Exercise objective » Faithfully return all lines, omitting every embedded picture.

+++

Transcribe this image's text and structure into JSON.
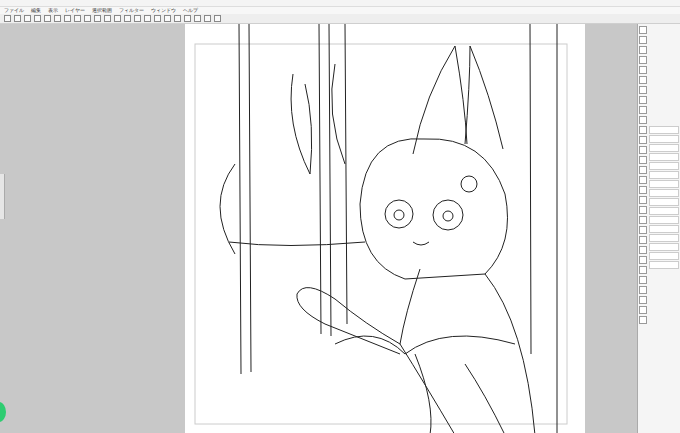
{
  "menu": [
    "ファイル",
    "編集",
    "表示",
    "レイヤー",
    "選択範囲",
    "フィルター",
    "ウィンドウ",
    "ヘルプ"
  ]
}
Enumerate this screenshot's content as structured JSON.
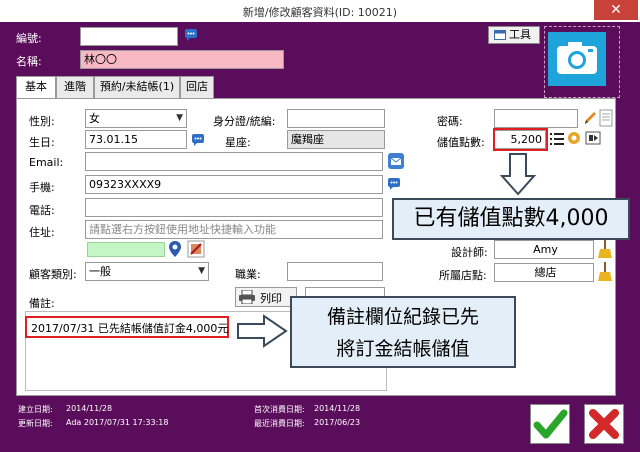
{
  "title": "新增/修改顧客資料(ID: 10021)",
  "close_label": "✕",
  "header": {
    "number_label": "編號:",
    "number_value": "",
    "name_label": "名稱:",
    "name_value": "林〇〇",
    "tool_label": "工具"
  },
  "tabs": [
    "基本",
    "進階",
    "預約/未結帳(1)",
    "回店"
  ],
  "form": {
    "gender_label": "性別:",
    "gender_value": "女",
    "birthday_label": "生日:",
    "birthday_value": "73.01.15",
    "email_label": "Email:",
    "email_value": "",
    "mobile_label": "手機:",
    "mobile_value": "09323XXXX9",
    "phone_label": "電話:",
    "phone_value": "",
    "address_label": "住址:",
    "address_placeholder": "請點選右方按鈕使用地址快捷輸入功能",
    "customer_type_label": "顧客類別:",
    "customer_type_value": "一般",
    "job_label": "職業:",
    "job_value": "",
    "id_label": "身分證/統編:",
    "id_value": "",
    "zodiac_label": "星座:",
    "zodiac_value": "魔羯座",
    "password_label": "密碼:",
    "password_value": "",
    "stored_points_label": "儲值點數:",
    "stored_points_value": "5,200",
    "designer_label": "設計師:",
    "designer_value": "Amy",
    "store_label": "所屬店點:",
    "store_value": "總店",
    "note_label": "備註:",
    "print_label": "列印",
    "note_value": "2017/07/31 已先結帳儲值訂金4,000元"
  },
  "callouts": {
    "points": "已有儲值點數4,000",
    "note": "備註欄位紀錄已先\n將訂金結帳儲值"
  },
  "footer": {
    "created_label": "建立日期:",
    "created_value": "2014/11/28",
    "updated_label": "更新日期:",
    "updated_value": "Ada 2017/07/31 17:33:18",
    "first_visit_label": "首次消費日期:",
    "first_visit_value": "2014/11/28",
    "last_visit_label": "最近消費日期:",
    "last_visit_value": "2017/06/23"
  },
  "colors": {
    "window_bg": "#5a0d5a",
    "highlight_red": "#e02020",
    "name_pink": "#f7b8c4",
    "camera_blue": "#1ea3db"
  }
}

+++

Answer for the task »
Transcribe this image's text and structure into JSON.
{
  "menu": [
    "ファイル",
    "編集",
    "表示",
    "レイヤー",
    "選択範囲",
    "フィルター",
    "ウィンドウ",
    "ヘルプ"
  ]
}
Enumerate this screenshot's content as structured JSON.
{
  "title": "新增/修改顧客資料(ID: 10021)",
  "close_label": "✕",
  "header": {
    "number_label": "編號:",
    "number_value": "",
    "name_label": "名稱:",
    "name_value": "林〇〇",
    "tool_label": "工具"
  },
  "tabs": [
    "基本",
    "進階",
    "預約/未結帳(1)",
    "回店"
  ],
  "form": {
    "gender_label": "性別:",
    "gender_value": "女",
    "birthday_label": "生日:",
    "birthday_value": "73.01.15",
    "email_label": "Email:",
    "email_value": "",
    "mobile_label": "手機:",
    "mobile_value": "09323XXXX9",
    "phone_label": "電話:",
    "phone_value": "",
    "address_label": "住址:",
    "address_placeholder": "請點選右方按鈕使用地址快捷輸入功能",
    "customer_type_label": "顧客類別:",
    "customer_type_value": "一般",
    "job_label": "職業:",
    "job_value": "",
    "id_label": "身分證/統編:",
    "id_value": "",
    "zodiac_label": "星座:",
    "zodiac_value": "魔羯座",
    "password_label": "密碼:",
    "password_value": "",
    "stored_points_label": "儲值點數:",
    "stored_points_value": "5,200",
    "designer_label": "設計師:",
    "designer_value": "Amy",
    "store_label": "所屬店點:",
    "store_value": "總店",
    "note_label": "備註:",
    "print_label": "列印",
    "note_value": "2017/07/31 已先結帳儲值訂金4,000元"
  },
  "callouts": {
    "points": "已有儲值點數4,000",
    "note": "備註欄位紀錄已先\n將訂金結帳儲值"
  },
  "footer": {
    "created_label": "建立日期:",
    "created_value": "2014/11/28",
    "updated_label": "更新日期:",
    "updated_value": "Ada 2017/07/31 17:33:18",
    "first_visit_label": "首次消費日期:",
    "first_visit_value": "2014/11/28",
    "last_visit_label": "最近消費日期:",
    "last_visit_value": "2017/06/23"
  },
  "colors": {
    "window_bg": "#5a0d5a",
    "highlight_red": "#e02020",
    "name_pink": "#f7b8c4",
    "camera_blue": "#1ea3db"
  }
}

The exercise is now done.